Records
==========
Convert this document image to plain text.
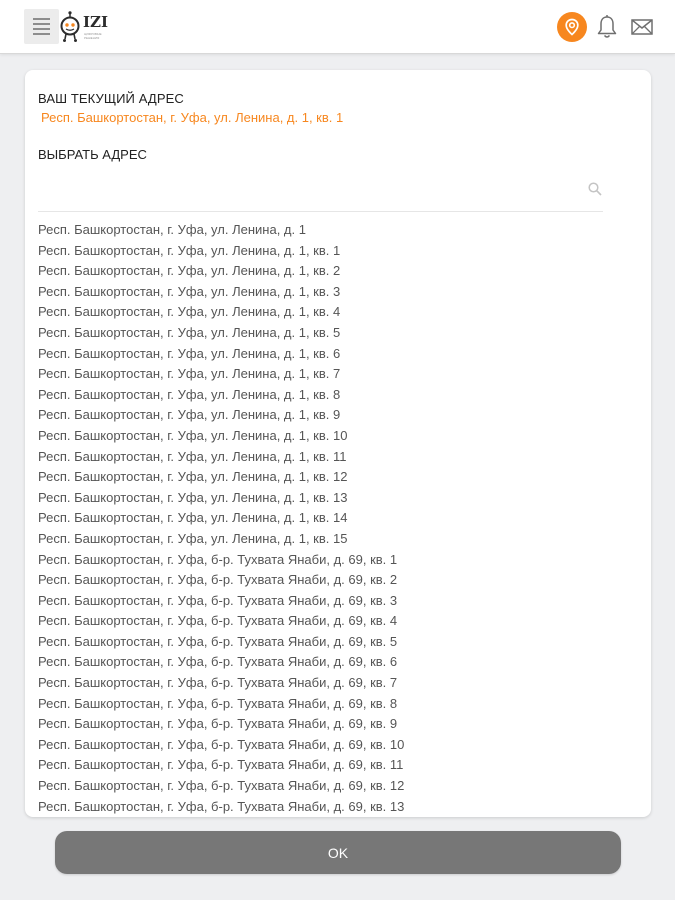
IZI
ЦИФРОВЫЕ РЕШЕНИЯ
ВАШ ТЕКУЩИЙ АДРЕС
Респ. Башкортостан, г. Уфа, ул. Ленина, д. 1, кв. 1
ВЫБРАТЬ АДРЕС
Респ. Башкортостан, г. Уфа, ул. Ленина, д. 1
Респ. Башкортостан, г. Уфа, ул. Ленина, д. 1, кв. 1
Респ. Башкортостан, г. Уфа, ул. Ленина, д. 1, кв. 2
Респ. Башкортостан, г. Уфа, ул. Ленина, д. 1, кв. 3
Респ. Башкортостан, г. Уфа, ул. Ленина, д. 1, кв. 4
Респ. Башкортостан, г. Уфа, ул. Ленина, д. 1, кв. 5
Респ. Башкортостан, г. Уфа, ул. Ленина, д. 1, кв. 6
Респ. Башкортостан, г. Уфа, ул. Ленина, д. 1, кв. 7
Респ. Башкортостан, г. Уфа, ул. Ленина, д. 1, кв. 8
Респ. Башкортостан, г. Уфа, ул. Ленина, д. 1, кв. 9
Респ. Башкортостан, г. Уфа, ул. Ленина, д. 1, кв. 10
Респ. Башкортостан, г. Уфа, ул. Ленина, д. 1, кв. 11
Респ. Башкортостан, г. Уфа, ул. Ленина, д. 1, кв. 12
Респ. Башкортостан, г. Уфа, ул. Ленина, д. 1, кв. 13
Респ. Башкортостан, г. Уфа, ул. Ленина, д. 1, кв. 14
Респ. Башкортостан, г. Уфа, ул. Ленина, д. 1, кв. 15
Респ. Башкортостан, г. Уфа, б-р. Тухвата Янаби, д. 69, кв. 1
Респ. Башкортостан, г. Уфа, б-р. Тухвата Янаби, д. 69, кв. 2
Респ. Башкортостан, г. Уфа, б-р. Тухвата Янаби, д. 69, кв. 3
Респ. Башкортостан, г. Уфа, б-р. Тухвата Янаби, д. 69, кв. 4
Респ. Башкортостан, г. Уфа, б-р. Тухвата Янаби, д. 69, кв. 5
Респ. Башкортостан, г. Уфа, б-р. Тухвата Янаби, д. 69, кв. 6
Респ. Башкортостан, г. Уфа, б-р. Тухвата Янаби, д. 69, кв. 7
Респ. Башкортостан, г. Уфа, б-р. Тухвата Янаби, д. 69, кв. 8
Респ. Башкортостан, г. Уфа, б-р. Тухвата Янаби, д. 69, кв. 9
Респ. Башкортостан, г. Уфа, б-р. Тухвата Янаби, д. 69, кв. 10
Респ. Башкортостан, г. Уфа, б-р. Тухвата Янаби, д. 69, кв. 11
Респ. Башкортостан, г. Уфа, б-р. Тухвата Янаби, д. 69, кв. 12
Респ. Башкортостан, г. Уфа, б-р. Тухвата Янаби, д. 69, кв. 13
OK
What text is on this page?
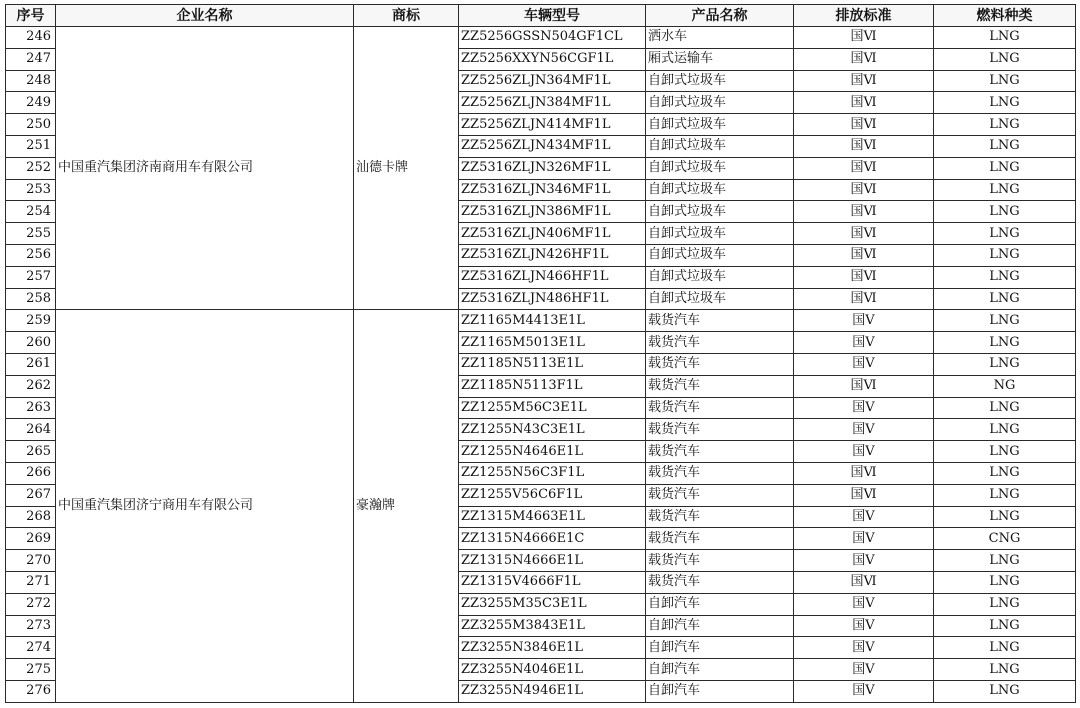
序号	企业名称	商标	车辆型号	产品名称	排放标准	燃料种类
246	中国重汽集团济南商用车有限公司	汕德卡牌	ZZ5256GSSN504GF1CL	洒水车	国Ⅵ	LNG
247			ZZ5256XXYN56CGF1L	厢式运输车	国Ⅵ	LNG
248			ZZ5256ZLJN364MF1L	自卸式垃圾车	国Ⅵ	LNG
249			ZZ5256ZLJN384MF1L	自卸式垃圾车	国Ⅵ	LNG
250			ZZ5256ZLJN414MF1L	自卸式垃圾车	国Ⅵ	LNG
251			ZZ5256ZLJN434MF1L	自卸式垃圾车	国Ⅵ	LNG
252			ZZ5316ZLJN326MF1L	自卸式垃圾车	国Ⅵ	LNG
253			ZZ5316ZLJN346MF1L	自卸式垃圾车	国Ⅵ	LNG
254			ZZ5316ZLJN386MF1L	自卸式垃圾车	国Ⅵ	LNG
255			ZZ5316ZLJN406MF1L	自卸式垃圾车	国Ⅵ	LNG
256			ZZ5316ZLJN426HF1L	自卸式垃圾车	国Ⅵ	LNG
257			ZZ5316ZLJN466HF1L	自卸式垃圾车	国Ⅵ	LNG
258			ZZ5316ZLJN486HF1L	自卸式垃圾车	国Ⅵ	LNG
259	中国重汽集团济宁商用车有限公司	豪瀚牌	ZZ1165M4413E1L	载货汽车	国Ⅴ	LNG
260			ZZ1165M5013E1L	载货汽车	国Ⅴ	LNG
261			ZZ1185N5113E1L	载货汽车	国Ⅴ	LNG
262			ZZ1185N5113F1L	载货汽车	国Ⅵ	NG
263			ZZ1255M56C3E1L	载货汽车	国Ⅴ	LNG
264			ZZ1255N43C3E1L	载货汽车	国Ⅴ	LNG
265			ZZ1255N4646E1L	载货汽车	国Ⅴ	LNG
266			ZZ1255N56C3F1L	载货汽车	国Ⅵ	LNG
267			ZZ1255V56C6F1L	载货汽车	国Ⅵ	LNG
268			ZZ1315M4663E1L	载货汽车	国Ⅴ	LNG
269			ZZ1315N4666E1C	载货汽车	国Ⅴ	CNG
270			ZZ1315N4666E1L	载货汽车	国Ⅴ	LNG
271			ZZ1315V4666F1L	载货汽车	国Ⅵ	LNG
272			ZZ3255M35C3E1L	自卸汽车	国Ⅴ	LNG
273			ZZ3255M3843E1L	自卸汽车	国Ⅴ	LNG
274			ZZ3255N3846E1L	自卸汽车	国Ⅴ	LNG
275			ZZ3255N4046E1L	自卸汽车	国Ⅴ	LNG
276			ZZ3255N4946E1L	自卸汽车	国Ⅴ	LNG
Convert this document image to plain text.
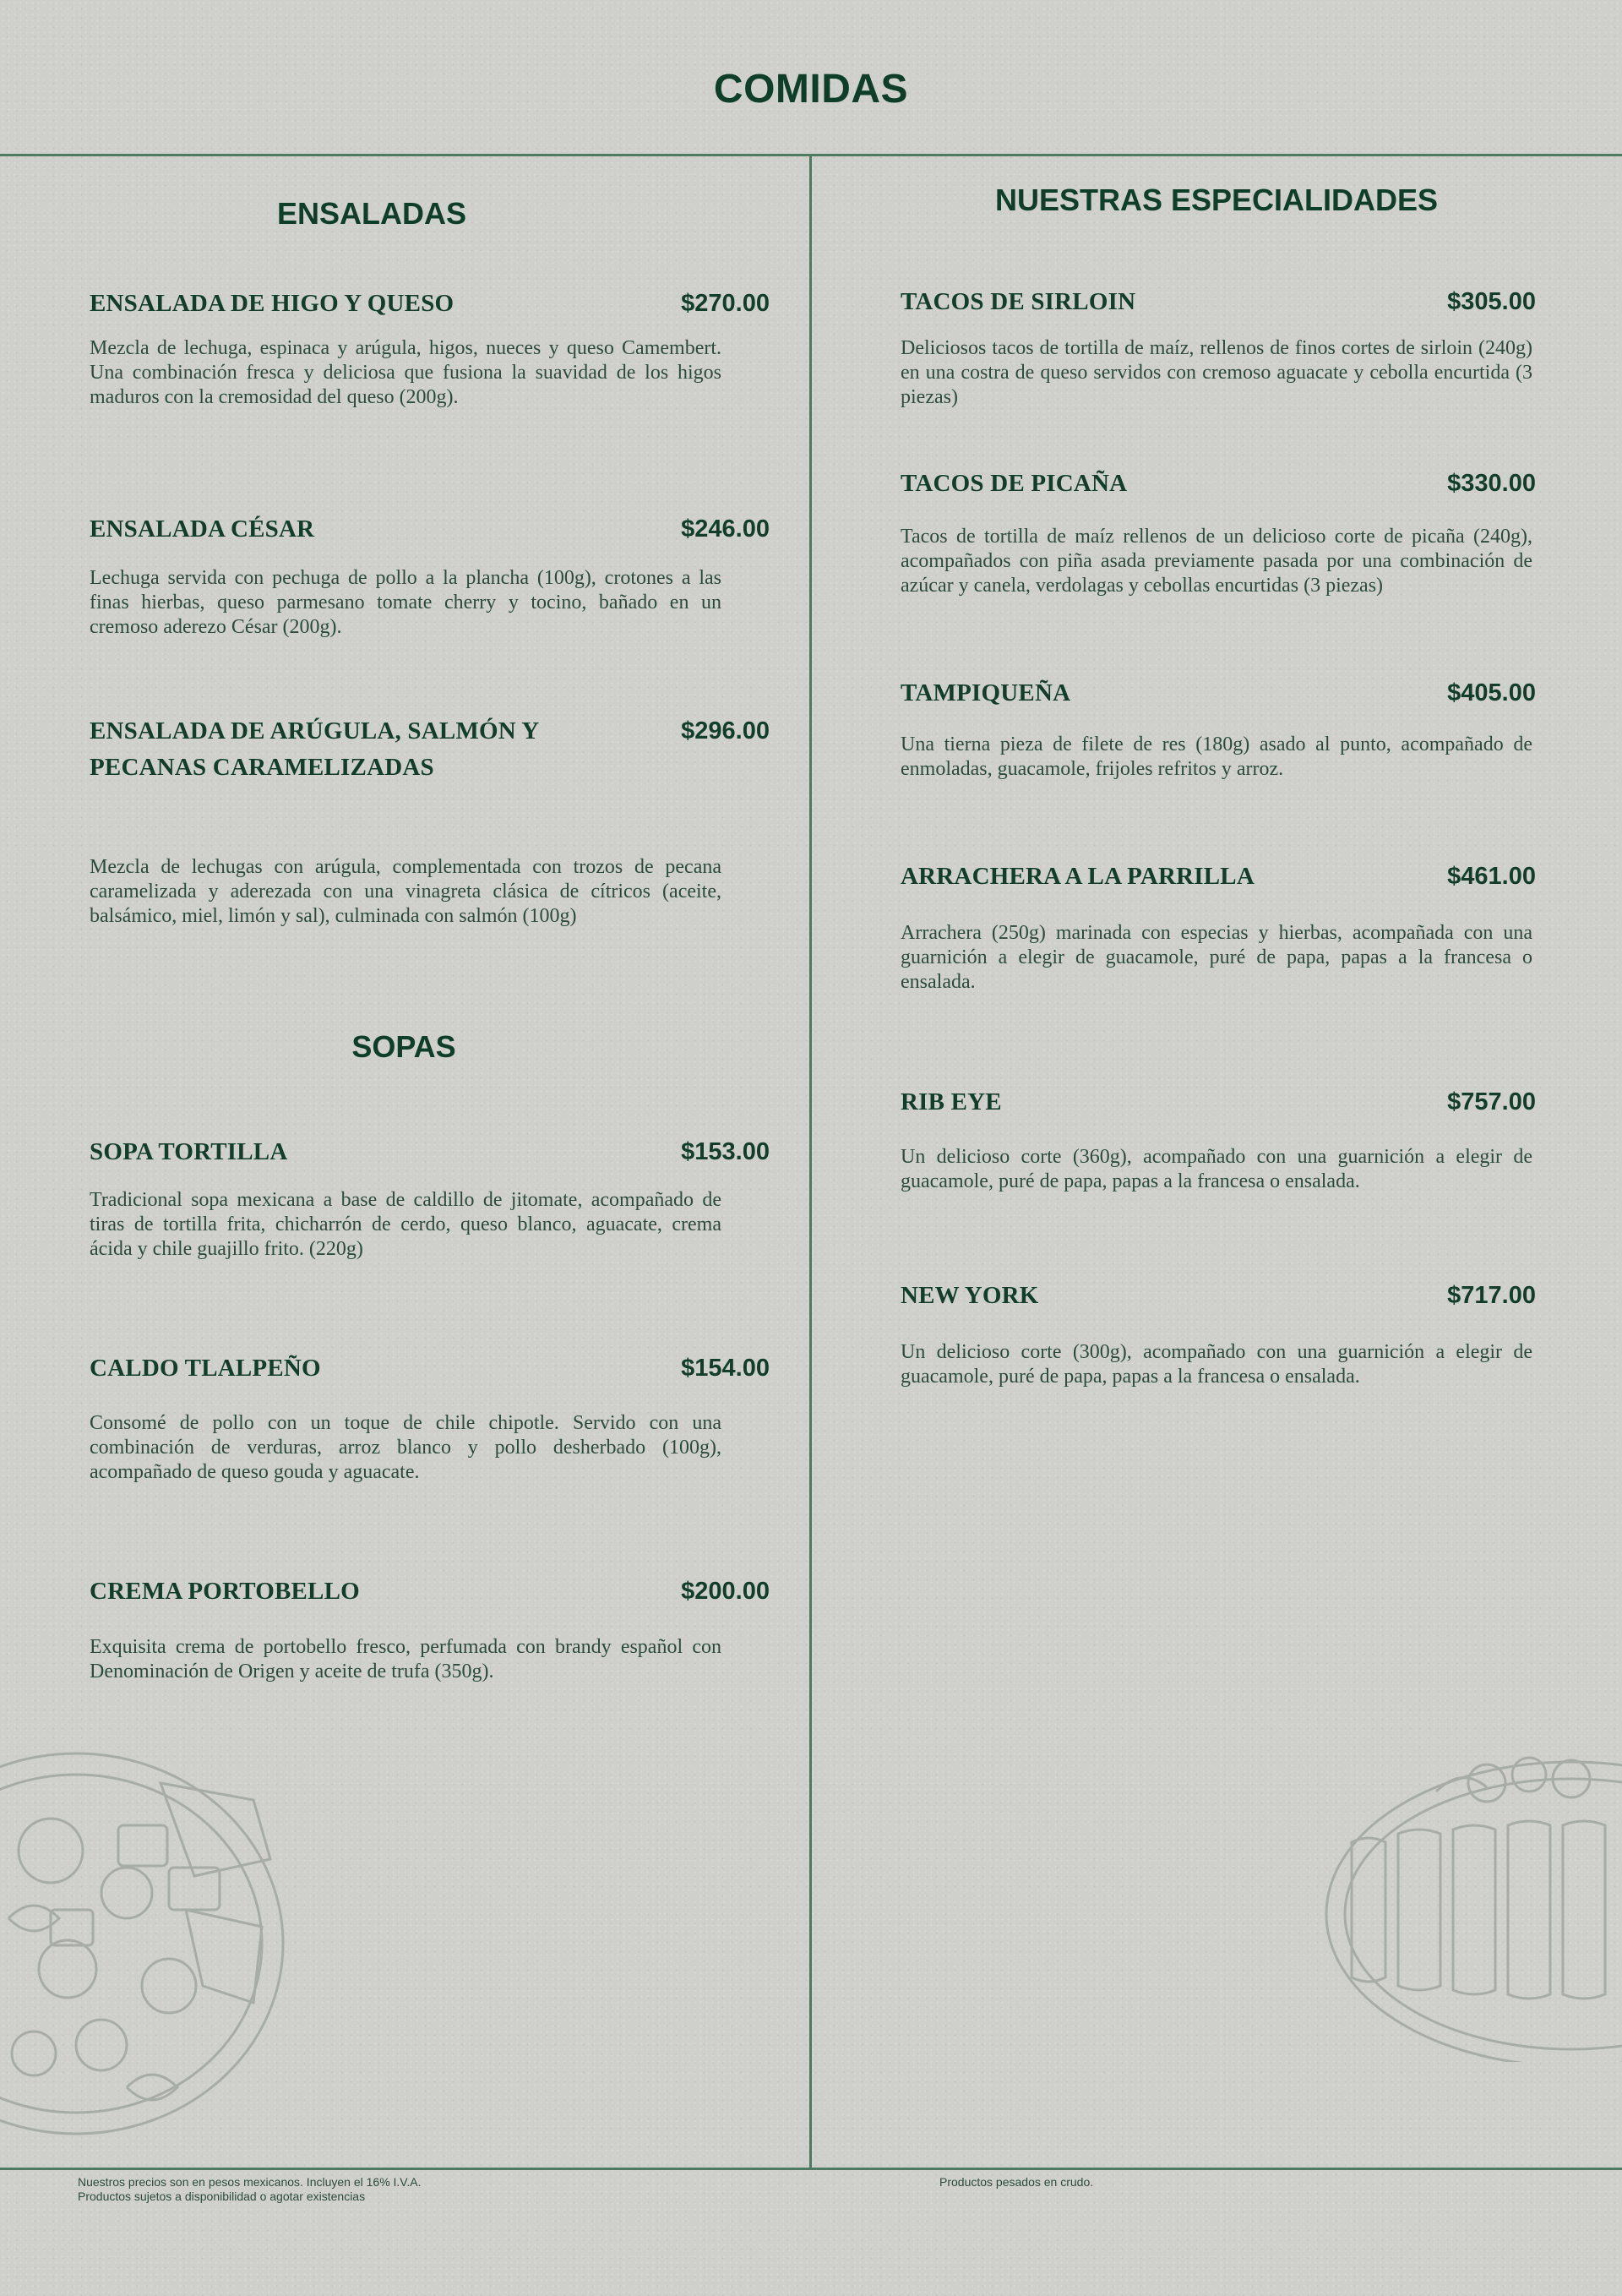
COMIDAS
ENSALADAS
ENSALADA DE HIGO Y QUESO	$270.00
Mezcla de lechuga, espinaca y arúgula, higos, nueces y queso Camembert. Una combinación fresca y deliciosa que fusiona la suavidad de los higos maduros con la cremosidad del queso (200g).
ENSALADA CÉSAR	$246.00
Lechuga servida con pechuga de pollo a la plancha (100g), crotones a las finas hierbas, queso parmesano tomate cherry y tocino, bañado en un cremoso aderezo César (200g).
ENSALADA DE ARÚGULA, SALMÓN Y PECANAS CARAMELIZADAS
$296.00
Mezcla de lechugas con arúgula, complementada con trozos de pecana caramelizada y aderezada con una vinagreta clásica de cítricos (aceite, balsámico, miel, limón y sal), culminada con salmón (100g)
SOPAS
SOPA TORTILLA	$153.00
Tradicional sopa mexicana a base de caldillo de jitomate, acompañado de tiras de tortilla frita, chicharrón de cerdo, queso blanco, aguacate, crema ácida y chile guajillo frito. (220g)
CALDO TLALPEÑO	$154.00
Consomé de pollo con un toque de chile chipotle. Servido con una combinación de verduras, arroz blanco y pollo desherbado (100g), acompañado de queso gouda y aguacate.
CREMA PORTOBELLO	$200.00
Exquisita crema de portobello fresco, perfumada con brandy español con Denominación de Origen y aceite de trufa (350g).
NUESTRAS ESPECIALIDADES
TACOS DE SIRLOIN	$305.00
Deliciosos tacos de tortilla de maíz, rellenos de finos cortes de sirloin (240g) en una costra de queso servidos con cremoso aguacate y cebolla encurtida (3 piezas)
TACOS DE PICAÑA	$330.00
Tacos de tortilla de maíz rellenos de un delicioso corte de picaña (240g), acompañados con piña asada previamente pasada por una combinación de azúcar y canela, verdolagas y cebollas encurtidas (3 piezas)
TAMPIQUEÑA	$405.00
Una tierna pieza de filete de res (180g) asado al punto, acompañado de enmoladas, guacamole, frijoles refritos y arroz.
ARRACHERA A LA PARRILLA	$461.00
Arrachera (250g) marinada con especias y hierbas, acompañada con una guarnición a elegir de guacamole, puré de papa, papas a la francesa o ensalada.
RIB EYE	$757.00
Un delicioso corte (360g), acompañado con una guarnición a elegir de guacamole, puré de papa, papas a la francesa o ensalada.
NEW YORK	$717.00
Un delicioso corte (300g), acompañado con una guarnición a elegir de guacamole, puré de papa, papas a la francesa o ensalada.
Nuestros precios son en pesos mexicanos. Incluyen el 16% I.V.A.
Productos sujetos a disponibilidad o agotar existencias
Productos pesados en crudo.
==========
Requirements: Locate the word "guarnición" in the records and collect each line it appears in.

Exercise answer:
Arrachera (250g) marinada con especias y hierbas, acompañada con una guarnición a elegir de guacamole, puré de papa, papas a la francesa o ensalada.
Un delicioso corte (360g), acompañado con una guarnición a elegir de guacamole, puré de papa, papas a la francesa o ensalada.
Un delicioso corte (300g), acompañado con una guarnición a elegir de guacamole, puré de papa, papas a la francesa o ensalada.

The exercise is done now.